*WHAT IS BEING ASKED*:
Output the material below unchanged, apart from leaving out the pictures.

GIVEN INFORMATION start

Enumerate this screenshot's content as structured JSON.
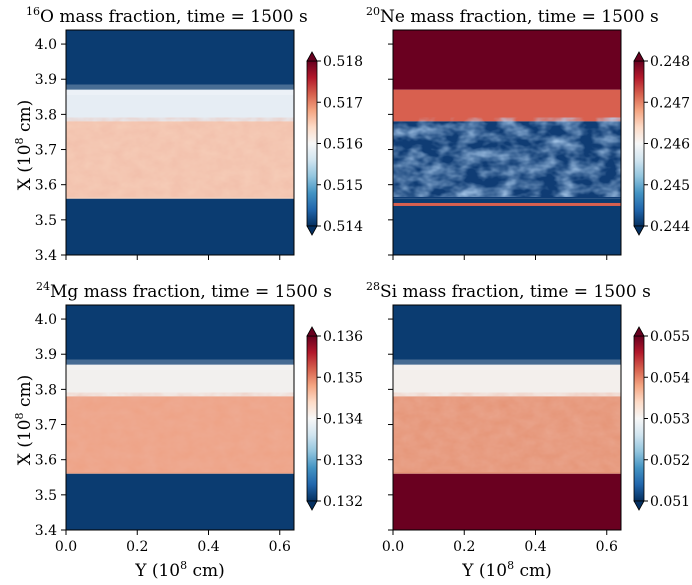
{
  "panels": [
    {
      "id": "o16",
      "title_sup": "16",
      "title_rest": "O mass fraction, time = 1500 s",
      "colorbar_ticks": [
        "0.518",
        "0.517",
        "0.516",
        "0.515",
        "0.514"
      ],
      "colorbar_range": [
        0.514,
        0.518
      ],
      "bands": [
        {
          "from": 3.87,
          "to": 4.04,
          "color": "#0b3c71"
        },
        {
          "from": 3.78,
          "to": 3.87,
          "color": "#e6edf4"
        },
        {
          "from": 3.56,
          "to": 3.78,
          "color": "#f6cdb8"
        },
        {
          "from": 3.4,
          "to": 3.56,
          "color": "#0b3c71"
        }
      ]
    },
    {
      "id": "ne20",
      "title_sup": "20",
      "title_rest": "Ne mass fraction, time = 1500 s",
      "colorbar_ticks": [
        "0.248",
        "0.247",
        "0.246",
        "0.245",
        "0.244"
      ],
      "colorbar_range": [
        0.244,
        0.248
      ],
      "bands": [
        {
          "from": 3.87,
          "to": 4.04,
          "color": "#6a0020"
        },
        {
          "from": 3.78,
          "to": 3.87,
          "color": "#d8604f"
        },
        {
          "from": 3.56,
          "to": 3.78,
          "color": "#0f3c74"
        },
        {
          "from": 3.4,
          "to": 3.56,
          "color": "#0b3c71"
        }
      ]
    },
    {
      "id": "mg24",
      "title_sup": "24",
      "title_rest": "Mg mass fraction, time = 1500 s",
      "colorbar_ticks": [
        "0.136",
        "0.135",
        "0.134",
        "0.133",
        "0.132"
      ],
      "colorbar_range": [
        0.132,
        0.136
      ],
      "bands": [
        {
          "from": 3.87,
          "to": 4.04,
          "color": "#0b3c71"
        },
        {
          "from": 3.78,
          "to": 3.87,
          "color": "#f2f0ee"
        },
        {
          "from": 3.56,
          "to": 3.78,
          "color": "#eea285"
        },
        {
          "from": 3.4,
          "to": 3.56,
          "color": "#0b3c71"
        }
      ]
    },
    {
      "id": "si28",
      "title_sup": "28",
      "title_rest": "Si mass fraction, time = 1500 s",
      "colorbar_ticks": [
        "0.055",
        "0.054",
        "0.053",
        "0.052",
        "0.051"
      ],
      "colorbar_range": [
        0.051,
        0.055
      ],
      "bands": [
        {
          "from": 3.87,
          "to": 4.04,
          "color": "#0b3c71"
        },
        {
          "from": 3.78,
          "to": 3.87,
          "color": "#f3efec"
        },
        {
          "from": 3.56,
          "to": 3.78,
          "color": "#e59476"
        },
        {
          "from": 3.4,
          "to": 3.56,
          "color": "#6a0020"
        }
      ]
    }
  ],
  "y_axis": {
    "label_pre": "X (10",
    "label_sup": "8",
    "label_post": " cm)",
    "ticks": [
      "4.0",
      "3.9",
      "3.8",
      "3.7",
      "3.6",
      "3.5",
      "3.4"
    ],
    "tick_values": [
      4.0,
      3.9,
      3.8,
      3.7,
      3.6,
      3.5,
      3.4
    ],
    "range": [
      3.4,
      4.04
    ]
  },
  "x_axis": {
    "label_pre": "Y (10",
    "label_sup": "8",
    "label_post": " cm)",
    "ticks": [
      "0.0",
      "0.2",
      "0.4",
      "0.6"
    ],
    "tick_values": [
      0.0,
      0.2,
      0.4,
      0.6
    ],
    "range": [
      0.0,
      0.64
    ]
  },
  "colormap": [
    "#053061",
    "#2166ac",
    "#4393c3",
    "#92c5de",
    "#d1e5f0",
    "#f7f7f7",
    "#fddbc7",
    "#f4a582",
    "#d6604d",
    "#b2182b",
    "#67001f"
  ]
}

GIVEN INFORMATION end

*ANSWER TO THE TASK*:
Enumerate this screenshot's content as structured JSON.
{
  "panels": [
    {
      "id": "o16",
      "title_sup": "16",
      "title_rest": "O mass fraction, time = 1500 s",
      "colorbar_ticks": [
        "0.518",
        "0.517",
        "0.516",
        "0.515",
        "0.514"
      ],
      "colorbar_range": [
        0.514,
        0.518
      ],
      "bands": [
        {
          "from": 3.87,
          "to": 4.04,
          "color": "#0b3c71"
        },
        {
          "from": 3.78,
          "to": 3.87,
          "color": "#e6edf4"
        },
        {
          "from": 3.56,
          "to": 3.78,
          "color": "#f6cdb8"
        },
        {
          "from": 3.4,
          "to": 3.56,
          "color": "#0b3c71"
        }
      ]
    },
    {
      "id": "ne20",
      "title_sup": "20",
      "title_rest": "Ne mass fraction, time = 1500 s",
      "colorbar_ticks": [
        "0.248",
        "0.247",
        "0.246",
        "0.245",
        "0.244"
      ],
      "colorbar_range": [
        0.244,
        0.248
      ],
      "bands": [
        {
          "from": 3.87,
          "to": 4.04,
          "color": "#6a0020"
        },
        {
          "from": 3.78,
          "to": 3.87,
          "color": "#d8604f"
        },
        {
          "from": 3.56,
          "to": 3.78,
          "color": "#0f3c74"
        },
        {
          "from": 3.4,
          "to": 3.56,
          "color": "#0b3c71"
        }
      ]
    },
    {
      "id": "mg24",
      "title_sup": "24",
      "title_rest": "Mg mass fraction, time = 1500 s",
      "colorbar_ticks": [
        "0.136",
        "0.135",
        "0.134",
        "0.133",
        "0.132"
      ],
      "colorbar_range": [
        0.132,
        0.136
      ],
      "bands": [
        {
          "from": 3.87,
          "to": 4.04,
          "color": "#0b3c71"
        },
        {
          "from": 3.78,
          "to": 3.87,
          "color": "#f2f0ee"
        },
        {
          "from": 3.56,
          "to": 3.78,
          "color": "#eea285"
        },
        {
          "from": 3.4,
          "to": 3.56,
          "color": "#0b3c71"
        }
      ]
    },
    {
      "id": "si28",
      "title_sup": "28",
      "title_rest": "Si mass fraction, time = 1500 s",
      "colorbar_ticks": [
        "0.055",
        "0.054",
        "0.053",
        "0.052",
        "0.051"
      ],
      "colorbar_range": [
        0.051,
        0.055
      ],
      "bands": [
        {
          "from": 3.87,
          "to": 4.04,
          "color": "#0b3c71"
        },
        {
          "from": 3.78,
          "to": 3.87,
          "color": "#f3efec"
        },
        {
          "from": 3.56,
          "to": 3.78,
          "color": "#e59476"
        },
        {
          "from": 3.4,
          "to": 3.56,
          "color": "#6a0020"
        }
      ]
    }
  ],
  "y_axis": {
    "label_pre": "X (10",
    "label_sup": "8",
    "label_post": " cm)",
    "ticks": [
      "4.0",
      "3.9",
      "3.8",
      "3.7",
      "3.6",
      "3.5",
      "3.4"
    ],
    "tick_values": [
      4.0,
      3.9,
      3.8,
      3.7,
      3.6,
      3.5,
      3.4
    ],
    "range": [
      3.4,
      4.04
    ]
  },
  "x_axis": {
    "label_pre": "Y (10",
    "label_sup": "8",
    "label_post": " cm)",
    "ticks": [
      "0.0",
      "0.2",
      "0.4",
      "0.6"
    ],
    "tick_values": [
      0.0,
      0.2,
      0.4,
      0.6
    ],
    "range": [
      0.0,
      0.64
    ]
  },
  "colormap": [
    "#053061",
    "#2166ac",
    "#4393c3",
    "#92c5de",
    "#d1e5f0",
    "#f7f7f7",
    "#fddbc7",
    "#f4a582",
    "#d6604d",
    "#b2182b",
    "#67001f"
  ]
}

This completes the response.